■ Provided information ■
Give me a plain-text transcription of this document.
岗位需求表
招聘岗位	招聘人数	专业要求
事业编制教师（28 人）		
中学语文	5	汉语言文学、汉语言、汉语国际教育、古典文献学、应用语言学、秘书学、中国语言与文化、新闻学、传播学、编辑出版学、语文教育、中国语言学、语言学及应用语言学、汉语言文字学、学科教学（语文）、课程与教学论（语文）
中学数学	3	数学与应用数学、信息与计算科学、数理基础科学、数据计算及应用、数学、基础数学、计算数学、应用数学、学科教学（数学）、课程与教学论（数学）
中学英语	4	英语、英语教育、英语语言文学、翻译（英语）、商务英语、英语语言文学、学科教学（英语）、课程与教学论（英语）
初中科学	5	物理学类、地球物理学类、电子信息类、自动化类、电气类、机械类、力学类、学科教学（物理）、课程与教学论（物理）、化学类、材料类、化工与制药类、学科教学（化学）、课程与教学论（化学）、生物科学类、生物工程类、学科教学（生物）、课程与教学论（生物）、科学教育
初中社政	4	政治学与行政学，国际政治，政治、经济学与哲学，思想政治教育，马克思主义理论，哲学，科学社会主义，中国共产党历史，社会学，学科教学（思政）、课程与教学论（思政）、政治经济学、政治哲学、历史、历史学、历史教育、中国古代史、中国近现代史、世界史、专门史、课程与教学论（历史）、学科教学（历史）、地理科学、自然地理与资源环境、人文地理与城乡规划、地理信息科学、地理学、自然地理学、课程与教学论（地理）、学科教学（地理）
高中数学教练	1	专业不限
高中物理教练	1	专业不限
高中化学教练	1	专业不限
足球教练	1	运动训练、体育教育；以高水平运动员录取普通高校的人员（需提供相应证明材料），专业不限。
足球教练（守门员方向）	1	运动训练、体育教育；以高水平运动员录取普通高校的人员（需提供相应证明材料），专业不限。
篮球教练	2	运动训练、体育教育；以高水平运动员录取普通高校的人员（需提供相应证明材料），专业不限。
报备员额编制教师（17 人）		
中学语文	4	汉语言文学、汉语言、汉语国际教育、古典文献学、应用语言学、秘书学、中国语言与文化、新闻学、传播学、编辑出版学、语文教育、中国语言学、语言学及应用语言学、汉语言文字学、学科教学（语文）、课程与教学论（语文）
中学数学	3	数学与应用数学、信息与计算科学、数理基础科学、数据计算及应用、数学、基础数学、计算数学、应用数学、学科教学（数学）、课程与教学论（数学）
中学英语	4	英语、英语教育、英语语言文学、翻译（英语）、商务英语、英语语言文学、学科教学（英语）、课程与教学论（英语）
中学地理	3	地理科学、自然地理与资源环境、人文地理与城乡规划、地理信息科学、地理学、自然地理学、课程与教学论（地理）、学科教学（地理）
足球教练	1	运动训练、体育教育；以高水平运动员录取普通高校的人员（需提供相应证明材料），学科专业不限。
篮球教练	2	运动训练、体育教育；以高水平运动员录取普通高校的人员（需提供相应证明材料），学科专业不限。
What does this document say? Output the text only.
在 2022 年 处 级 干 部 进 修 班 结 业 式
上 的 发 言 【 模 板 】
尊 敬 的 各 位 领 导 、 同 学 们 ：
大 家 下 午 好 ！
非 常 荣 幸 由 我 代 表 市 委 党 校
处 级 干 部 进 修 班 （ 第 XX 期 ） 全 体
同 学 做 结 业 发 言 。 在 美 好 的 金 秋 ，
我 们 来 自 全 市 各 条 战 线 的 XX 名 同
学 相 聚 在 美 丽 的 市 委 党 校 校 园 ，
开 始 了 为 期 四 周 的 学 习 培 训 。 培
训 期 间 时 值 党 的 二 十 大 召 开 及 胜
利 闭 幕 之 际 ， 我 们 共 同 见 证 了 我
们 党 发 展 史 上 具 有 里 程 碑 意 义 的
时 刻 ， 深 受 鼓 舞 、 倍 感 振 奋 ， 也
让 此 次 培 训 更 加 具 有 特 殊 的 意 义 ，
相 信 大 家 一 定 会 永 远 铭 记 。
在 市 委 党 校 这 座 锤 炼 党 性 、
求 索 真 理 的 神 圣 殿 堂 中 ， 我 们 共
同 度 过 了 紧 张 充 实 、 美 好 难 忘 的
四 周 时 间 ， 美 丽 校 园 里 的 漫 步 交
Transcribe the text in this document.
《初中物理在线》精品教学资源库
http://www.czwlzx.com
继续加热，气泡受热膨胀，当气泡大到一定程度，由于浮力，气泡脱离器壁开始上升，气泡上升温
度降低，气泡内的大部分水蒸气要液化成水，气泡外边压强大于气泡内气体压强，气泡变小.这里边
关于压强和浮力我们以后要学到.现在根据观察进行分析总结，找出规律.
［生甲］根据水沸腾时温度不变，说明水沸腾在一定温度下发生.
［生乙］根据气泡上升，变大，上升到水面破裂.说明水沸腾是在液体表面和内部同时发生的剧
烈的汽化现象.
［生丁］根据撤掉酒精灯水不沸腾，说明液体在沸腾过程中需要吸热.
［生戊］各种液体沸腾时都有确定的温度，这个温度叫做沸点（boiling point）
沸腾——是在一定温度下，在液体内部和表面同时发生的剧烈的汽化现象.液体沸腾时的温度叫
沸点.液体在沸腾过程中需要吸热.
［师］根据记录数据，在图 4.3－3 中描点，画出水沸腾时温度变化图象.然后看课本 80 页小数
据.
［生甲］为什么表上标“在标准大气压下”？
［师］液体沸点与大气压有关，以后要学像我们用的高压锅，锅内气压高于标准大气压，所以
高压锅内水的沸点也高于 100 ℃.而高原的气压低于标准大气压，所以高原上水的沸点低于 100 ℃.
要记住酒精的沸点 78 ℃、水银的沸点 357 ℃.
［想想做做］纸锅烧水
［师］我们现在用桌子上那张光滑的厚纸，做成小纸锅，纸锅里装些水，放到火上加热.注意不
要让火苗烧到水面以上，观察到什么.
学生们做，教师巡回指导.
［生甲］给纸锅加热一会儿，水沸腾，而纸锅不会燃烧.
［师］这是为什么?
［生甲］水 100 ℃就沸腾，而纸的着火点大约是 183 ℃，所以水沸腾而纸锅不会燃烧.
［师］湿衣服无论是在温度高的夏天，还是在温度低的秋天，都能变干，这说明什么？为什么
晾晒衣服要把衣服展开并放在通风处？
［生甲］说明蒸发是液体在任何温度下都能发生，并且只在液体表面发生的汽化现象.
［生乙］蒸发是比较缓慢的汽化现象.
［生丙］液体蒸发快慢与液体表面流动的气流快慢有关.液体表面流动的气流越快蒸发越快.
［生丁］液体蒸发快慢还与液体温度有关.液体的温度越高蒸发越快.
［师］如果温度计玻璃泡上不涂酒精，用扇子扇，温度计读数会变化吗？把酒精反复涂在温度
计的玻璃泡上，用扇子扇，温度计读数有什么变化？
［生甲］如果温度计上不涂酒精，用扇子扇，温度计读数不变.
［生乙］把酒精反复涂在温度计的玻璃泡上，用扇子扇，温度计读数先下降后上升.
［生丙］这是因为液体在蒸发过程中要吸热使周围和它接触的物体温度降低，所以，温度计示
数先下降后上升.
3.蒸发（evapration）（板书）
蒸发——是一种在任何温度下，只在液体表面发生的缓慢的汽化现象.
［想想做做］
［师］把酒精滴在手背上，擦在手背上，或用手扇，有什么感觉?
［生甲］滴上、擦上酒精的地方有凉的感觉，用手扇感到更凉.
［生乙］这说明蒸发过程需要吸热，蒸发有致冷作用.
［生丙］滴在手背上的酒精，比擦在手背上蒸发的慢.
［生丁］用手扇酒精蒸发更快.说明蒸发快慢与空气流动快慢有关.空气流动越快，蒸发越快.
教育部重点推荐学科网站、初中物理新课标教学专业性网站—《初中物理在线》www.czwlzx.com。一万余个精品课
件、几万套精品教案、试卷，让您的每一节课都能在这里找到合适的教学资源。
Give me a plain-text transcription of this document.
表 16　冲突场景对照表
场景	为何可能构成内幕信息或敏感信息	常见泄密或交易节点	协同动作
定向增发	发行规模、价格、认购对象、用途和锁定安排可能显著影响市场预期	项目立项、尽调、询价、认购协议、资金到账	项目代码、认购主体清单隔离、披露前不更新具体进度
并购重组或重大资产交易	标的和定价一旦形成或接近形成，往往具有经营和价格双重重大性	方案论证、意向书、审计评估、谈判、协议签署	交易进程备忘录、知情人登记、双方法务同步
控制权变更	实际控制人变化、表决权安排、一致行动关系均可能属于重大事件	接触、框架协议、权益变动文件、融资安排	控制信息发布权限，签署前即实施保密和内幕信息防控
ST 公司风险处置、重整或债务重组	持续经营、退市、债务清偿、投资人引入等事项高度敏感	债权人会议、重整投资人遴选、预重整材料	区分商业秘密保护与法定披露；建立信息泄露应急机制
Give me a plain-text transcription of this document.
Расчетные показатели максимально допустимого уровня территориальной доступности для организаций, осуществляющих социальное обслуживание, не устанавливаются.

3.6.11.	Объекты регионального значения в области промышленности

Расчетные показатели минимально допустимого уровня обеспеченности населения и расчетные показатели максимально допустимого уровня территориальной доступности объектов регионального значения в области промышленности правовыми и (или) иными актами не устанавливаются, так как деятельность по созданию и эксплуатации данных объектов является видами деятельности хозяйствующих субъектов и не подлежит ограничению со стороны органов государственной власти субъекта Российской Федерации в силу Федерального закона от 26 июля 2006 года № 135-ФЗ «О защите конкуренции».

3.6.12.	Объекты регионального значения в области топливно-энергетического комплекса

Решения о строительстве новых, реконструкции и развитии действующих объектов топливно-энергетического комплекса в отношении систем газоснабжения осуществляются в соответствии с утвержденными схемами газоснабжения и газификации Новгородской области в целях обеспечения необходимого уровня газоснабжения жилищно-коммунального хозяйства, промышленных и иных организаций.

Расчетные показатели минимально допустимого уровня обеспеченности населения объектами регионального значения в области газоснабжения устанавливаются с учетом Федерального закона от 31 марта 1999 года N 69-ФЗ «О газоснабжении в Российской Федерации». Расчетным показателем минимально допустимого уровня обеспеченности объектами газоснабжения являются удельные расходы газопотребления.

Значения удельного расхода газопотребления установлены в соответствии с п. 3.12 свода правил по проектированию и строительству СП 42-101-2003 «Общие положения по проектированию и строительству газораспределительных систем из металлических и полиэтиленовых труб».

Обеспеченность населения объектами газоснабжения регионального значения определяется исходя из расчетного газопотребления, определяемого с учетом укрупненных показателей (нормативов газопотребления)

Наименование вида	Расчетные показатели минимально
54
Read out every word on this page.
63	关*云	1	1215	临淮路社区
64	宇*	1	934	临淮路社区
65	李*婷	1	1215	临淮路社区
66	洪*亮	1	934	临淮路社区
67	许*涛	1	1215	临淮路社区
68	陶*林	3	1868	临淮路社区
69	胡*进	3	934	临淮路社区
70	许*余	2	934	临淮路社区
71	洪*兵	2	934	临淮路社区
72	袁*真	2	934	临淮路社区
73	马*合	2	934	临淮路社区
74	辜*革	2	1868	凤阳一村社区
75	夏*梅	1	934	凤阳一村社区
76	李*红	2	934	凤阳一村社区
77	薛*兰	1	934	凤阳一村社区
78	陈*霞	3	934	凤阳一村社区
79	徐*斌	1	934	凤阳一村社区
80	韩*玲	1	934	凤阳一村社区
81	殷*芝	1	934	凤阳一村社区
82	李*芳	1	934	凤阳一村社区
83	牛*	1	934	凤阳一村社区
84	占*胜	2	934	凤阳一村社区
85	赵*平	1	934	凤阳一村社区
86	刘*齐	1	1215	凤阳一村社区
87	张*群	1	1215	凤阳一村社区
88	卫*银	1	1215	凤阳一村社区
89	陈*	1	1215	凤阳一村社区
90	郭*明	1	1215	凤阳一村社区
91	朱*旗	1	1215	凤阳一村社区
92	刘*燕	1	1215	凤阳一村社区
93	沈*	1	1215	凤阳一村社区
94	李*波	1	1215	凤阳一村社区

■ Exercise instructions ■
Pull out each line of the records holding the string "газоснабжения".

■ Full response ■
Решения о строительстве новых, реконструкции и развитии действующих объектов топливно-энергетического комплекса в отношении систем газоснабжения осуществляются в соответствии с утвержденными схемами газоснабжения и газификации Новгородской области в целях обеспечения необходимого уровня газоснабжения жилищно-коммунального хозяйства, промышленных и иных организаций.
Расчетные показатели минимально допустимого уровня обеспеченности населения объектами регионального значения в области газоснабжения устанавливаются с учетом Федерального закона от 31 марта 1999 года N 69-ФЗ «О газоснабжении в Российской Федерации». Расчетным показателем минимально допустимого уровня обеспеченности объектами газоснабжения являются удельные расходы газопотребления.
Обеспеченность населения объектами газоснабжения регионального значения определяется исходя из расчетного газопотребления, определяемого с учетом укрупненных показателей (нормативов газопотребления)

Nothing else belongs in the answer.